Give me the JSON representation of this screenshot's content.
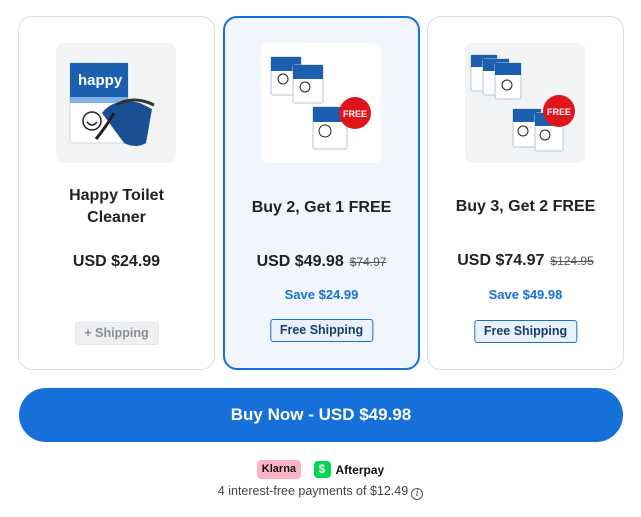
{
  "offers": [
    {
      "title": "Happy Toilet Cleaner",
      "price": "USD $24.99",
      "old_price": "",
      "save": "",
      "shipping": "+ Shipping",
      "image_icon": "product-box-with-tablet-icon",
      "selected": false
    },
    {
      "title": "Buy 2, Get 1 FREE",
      "price": "USD $49.98",
      "old_price": "$74.97",
      "save": "Save $24.99",
      "shipping": "Free Shipping",
      "image_icon": "three-boxes-free-badge-icon",
      "free_badge": "FREE",
      "selected": true
    },
    {
      "title": "Buy 3, Get 2 FREE",
      "price": "USD $74.97",
      "old_price": "$124.95",
      "save": "Save $49.98",
      "shipping": "Free Shipping",
      "image_icon": "five-boxes-free-badge-icon",
      "free_badge": "FREE",
      "selected": false
    }
  ],
  "product_box_text": "happy",
  "buy_button": "Buy Now - USD $49.98",
  "payment": {
    "klarna": "Klarna",
    "cashapp_symbol": "$",
    "afterpay": "Afterpay",
    "installments": "4 interest-free payments of $12.49"
  },
  "colors": {
    "accent": "#1670d9",
    "selected_bg": "#f0f6fc",
    "klarna_pink": "#ffb3c7",
    "cashapp_green": "#00d64f",
    "free_badge_red": "#e0151c"
  }
}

▶ _What you have to do_: Omitting all images, print the listing exactly.

▶ _The response_:
Give me the JSON representation of this screenshot's content.
{
  "offers": [
    {
      "title": "Happy Toilet Cleaner",
      "price": "USD $24.99",
      "old_price": "",
      "save": "",
      "shipping": "+ Shipping",
      "image_icon": "product-box-with-tablet-icon",
      "selected": false
    },
    {
      "title": "Buy 2, Get 1 FREE",
      "price": "USD $49.98",
      "old_price": "$74.97",
      "save": "Save $24.99",
      "shipping": "Free Shipping",
      "image_icon": "three-boxes-free-badge-icon",
      "free_badge": "FREE",
      "selected": true
    },
    {
      "title": "Buy 3, Get 2 FREE",
      "price": "USD $74.97",
      "old_price": "$124.95",
      "save": "Save $49.98",
      "shipping": "Free Shipping",
      "image_icon": "five-boxes-free-badge-icon",
      "free_badge": "FREE",
      "selected": false
    }
  ],
  "product_box_text": "happy",
  "buy_button": "Buy Now - USD $49.98",
  "payment": {
    "klarna": "Klarna",
    "cashapp_symbol": "$",
    "afterpay": "Afterpay",
    "installments": "4 interest-free payments of $12.49"
  },
  "colors": {
    "accent": "#1670d9",
    "selected_bg": "#f0f6fc",
    "klarna_pink": "#ffb3c7",
    "cashapp_green": "#00d64f",
    "free_badge_red": "#e0151c"
  }
}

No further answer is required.